Dataset entries
==*==

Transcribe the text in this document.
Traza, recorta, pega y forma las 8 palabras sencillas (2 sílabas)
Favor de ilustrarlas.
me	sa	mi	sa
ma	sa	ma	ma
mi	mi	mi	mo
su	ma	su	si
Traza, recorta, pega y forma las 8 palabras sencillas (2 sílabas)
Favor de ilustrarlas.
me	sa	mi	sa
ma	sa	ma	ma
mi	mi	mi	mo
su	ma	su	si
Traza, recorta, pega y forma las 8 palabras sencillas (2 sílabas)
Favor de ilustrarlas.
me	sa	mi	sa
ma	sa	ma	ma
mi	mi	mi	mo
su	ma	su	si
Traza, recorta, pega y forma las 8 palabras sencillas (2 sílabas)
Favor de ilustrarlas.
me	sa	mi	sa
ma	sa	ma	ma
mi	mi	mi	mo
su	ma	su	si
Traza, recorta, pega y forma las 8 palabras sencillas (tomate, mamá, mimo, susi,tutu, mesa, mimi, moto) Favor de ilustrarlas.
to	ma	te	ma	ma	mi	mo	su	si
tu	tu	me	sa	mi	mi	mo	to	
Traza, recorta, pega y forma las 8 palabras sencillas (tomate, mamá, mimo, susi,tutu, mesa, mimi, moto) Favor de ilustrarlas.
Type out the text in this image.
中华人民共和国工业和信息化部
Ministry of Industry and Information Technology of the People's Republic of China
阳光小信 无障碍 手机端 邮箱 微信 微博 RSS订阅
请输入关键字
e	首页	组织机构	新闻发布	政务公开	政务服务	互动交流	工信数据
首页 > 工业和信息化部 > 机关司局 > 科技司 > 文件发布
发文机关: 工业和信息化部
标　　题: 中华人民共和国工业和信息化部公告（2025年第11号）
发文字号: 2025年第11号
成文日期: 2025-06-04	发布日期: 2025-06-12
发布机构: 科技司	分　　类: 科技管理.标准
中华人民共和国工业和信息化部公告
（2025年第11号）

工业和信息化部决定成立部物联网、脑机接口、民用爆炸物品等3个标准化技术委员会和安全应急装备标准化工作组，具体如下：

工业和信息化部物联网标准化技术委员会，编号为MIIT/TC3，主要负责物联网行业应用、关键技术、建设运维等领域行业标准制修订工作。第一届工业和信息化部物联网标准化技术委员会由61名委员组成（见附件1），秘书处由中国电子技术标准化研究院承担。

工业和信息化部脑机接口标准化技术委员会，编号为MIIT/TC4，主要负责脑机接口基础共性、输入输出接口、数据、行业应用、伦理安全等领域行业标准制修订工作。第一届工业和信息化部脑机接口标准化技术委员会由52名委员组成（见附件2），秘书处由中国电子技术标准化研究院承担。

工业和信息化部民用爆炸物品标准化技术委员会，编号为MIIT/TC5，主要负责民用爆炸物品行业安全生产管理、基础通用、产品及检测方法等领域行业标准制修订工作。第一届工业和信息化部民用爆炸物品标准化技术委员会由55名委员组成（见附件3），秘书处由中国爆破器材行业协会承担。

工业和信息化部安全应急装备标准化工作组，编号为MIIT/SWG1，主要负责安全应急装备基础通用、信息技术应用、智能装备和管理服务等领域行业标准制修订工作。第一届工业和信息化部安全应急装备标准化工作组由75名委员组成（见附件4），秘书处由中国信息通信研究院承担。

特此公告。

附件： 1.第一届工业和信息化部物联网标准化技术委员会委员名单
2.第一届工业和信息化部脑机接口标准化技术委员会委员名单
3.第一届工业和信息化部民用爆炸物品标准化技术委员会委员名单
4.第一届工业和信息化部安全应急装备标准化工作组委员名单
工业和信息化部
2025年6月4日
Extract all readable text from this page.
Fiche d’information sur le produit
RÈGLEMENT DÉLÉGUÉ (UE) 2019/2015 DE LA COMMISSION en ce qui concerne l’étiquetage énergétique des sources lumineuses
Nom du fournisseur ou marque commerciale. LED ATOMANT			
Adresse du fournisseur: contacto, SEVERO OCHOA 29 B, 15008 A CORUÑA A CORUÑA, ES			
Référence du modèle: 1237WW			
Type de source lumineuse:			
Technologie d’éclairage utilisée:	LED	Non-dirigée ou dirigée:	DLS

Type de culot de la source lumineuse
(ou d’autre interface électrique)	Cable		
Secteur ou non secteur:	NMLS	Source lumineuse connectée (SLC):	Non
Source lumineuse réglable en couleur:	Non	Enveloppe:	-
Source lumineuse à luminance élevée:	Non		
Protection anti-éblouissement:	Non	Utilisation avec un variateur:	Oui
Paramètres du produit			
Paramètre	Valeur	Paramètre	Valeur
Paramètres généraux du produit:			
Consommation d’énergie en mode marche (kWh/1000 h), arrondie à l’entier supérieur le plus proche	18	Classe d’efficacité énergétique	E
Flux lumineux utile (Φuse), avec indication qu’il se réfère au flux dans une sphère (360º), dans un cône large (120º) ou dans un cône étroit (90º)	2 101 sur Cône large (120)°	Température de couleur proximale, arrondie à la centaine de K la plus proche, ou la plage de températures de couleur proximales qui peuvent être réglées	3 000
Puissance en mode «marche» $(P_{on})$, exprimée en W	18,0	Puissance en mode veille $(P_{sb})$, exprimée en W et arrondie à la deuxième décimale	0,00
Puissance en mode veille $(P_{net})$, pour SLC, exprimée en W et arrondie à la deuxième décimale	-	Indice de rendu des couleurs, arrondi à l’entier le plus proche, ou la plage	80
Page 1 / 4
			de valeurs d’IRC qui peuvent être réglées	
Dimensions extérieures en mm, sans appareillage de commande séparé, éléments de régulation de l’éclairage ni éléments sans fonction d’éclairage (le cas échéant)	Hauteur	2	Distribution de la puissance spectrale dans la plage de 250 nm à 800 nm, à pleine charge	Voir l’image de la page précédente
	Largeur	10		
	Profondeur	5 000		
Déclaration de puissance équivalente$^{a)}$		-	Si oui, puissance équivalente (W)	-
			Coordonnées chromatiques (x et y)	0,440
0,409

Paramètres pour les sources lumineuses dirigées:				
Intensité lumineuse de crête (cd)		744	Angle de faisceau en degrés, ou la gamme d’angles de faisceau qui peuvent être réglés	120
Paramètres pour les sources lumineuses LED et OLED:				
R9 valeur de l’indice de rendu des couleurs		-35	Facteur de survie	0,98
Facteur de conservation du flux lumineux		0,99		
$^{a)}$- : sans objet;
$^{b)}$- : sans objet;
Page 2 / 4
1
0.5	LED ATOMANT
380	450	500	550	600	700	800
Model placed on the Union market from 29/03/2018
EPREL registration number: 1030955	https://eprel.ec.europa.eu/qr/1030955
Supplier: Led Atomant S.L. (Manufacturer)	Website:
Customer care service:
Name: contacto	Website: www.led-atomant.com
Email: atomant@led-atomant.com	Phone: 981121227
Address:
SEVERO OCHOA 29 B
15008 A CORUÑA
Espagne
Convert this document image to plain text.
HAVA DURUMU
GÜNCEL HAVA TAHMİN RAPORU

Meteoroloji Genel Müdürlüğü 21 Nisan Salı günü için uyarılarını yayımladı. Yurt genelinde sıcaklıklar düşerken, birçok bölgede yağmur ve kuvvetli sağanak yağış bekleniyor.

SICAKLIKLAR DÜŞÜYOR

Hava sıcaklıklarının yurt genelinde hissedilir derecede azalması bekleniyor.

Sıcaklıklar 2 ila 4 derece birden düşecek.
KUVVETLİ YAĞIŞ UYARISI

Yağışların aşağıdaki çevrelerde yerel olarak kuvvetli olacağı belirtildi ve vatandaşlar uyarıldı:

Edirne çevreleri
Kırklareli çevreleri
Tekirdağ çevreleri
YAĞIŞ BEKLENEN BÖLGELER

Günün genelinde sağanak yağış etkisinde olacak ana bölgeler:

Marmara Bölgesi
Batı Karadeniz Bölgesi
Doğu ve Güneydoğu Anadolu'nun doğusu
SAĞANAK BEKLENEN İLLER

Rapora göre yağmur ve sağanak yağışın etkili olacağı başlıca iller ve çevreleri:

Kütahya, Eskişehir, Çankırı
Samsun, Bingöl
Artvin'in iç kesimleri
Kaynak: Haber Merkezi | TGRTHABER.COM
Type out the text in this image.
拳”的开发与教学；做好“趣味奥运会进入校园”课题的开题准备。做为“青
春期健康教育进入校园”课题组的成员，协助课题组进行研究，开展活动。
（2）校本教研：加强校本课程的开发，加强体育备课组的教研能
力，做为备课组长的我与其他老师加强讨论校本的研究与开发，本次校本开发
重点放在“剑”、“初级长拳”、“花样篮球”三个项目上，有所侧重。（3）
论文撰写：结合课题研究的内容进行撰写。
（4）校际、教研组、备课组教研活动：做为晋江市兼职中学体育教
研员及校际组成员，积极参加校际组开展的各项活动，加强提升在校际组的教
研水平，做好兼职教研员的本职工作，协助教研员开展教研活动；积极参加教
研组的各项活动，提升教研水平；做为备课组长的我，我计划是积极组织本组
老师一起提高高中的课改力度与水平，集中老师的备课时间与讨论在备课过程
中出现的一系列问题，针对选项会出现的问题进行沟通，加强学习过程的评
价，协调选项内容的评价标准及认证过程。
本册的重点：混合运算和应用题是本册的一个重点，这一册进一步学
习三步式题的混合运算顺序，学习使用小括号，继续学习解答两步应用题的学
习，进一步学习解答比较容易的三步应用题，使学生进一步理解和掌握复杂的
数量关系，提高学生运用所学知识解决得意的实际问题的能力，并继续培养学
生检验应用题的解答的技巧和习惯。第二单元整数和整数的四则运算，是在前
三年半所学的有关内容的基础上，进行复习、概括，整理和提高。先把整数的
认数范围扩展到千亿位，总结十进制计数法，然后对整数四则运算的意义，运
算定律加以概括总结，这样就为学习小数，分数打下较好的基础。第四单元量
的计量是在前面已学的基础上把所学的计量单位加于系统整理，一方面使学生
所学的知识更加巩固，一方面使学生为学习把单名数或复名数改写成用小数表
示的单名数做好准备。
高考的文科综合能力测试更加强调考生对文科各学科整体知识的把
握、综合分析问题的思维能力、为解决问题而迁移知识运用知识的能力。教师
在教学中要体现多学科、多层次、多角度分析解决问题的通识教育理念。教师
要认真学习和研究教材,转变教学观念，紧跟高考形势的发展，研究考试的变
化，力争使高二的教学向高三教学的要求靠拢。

==*==

**What the exercise asks:**
Look through the entries above and count each line holding "yağmur"; report the count alone.

**The answer:**
2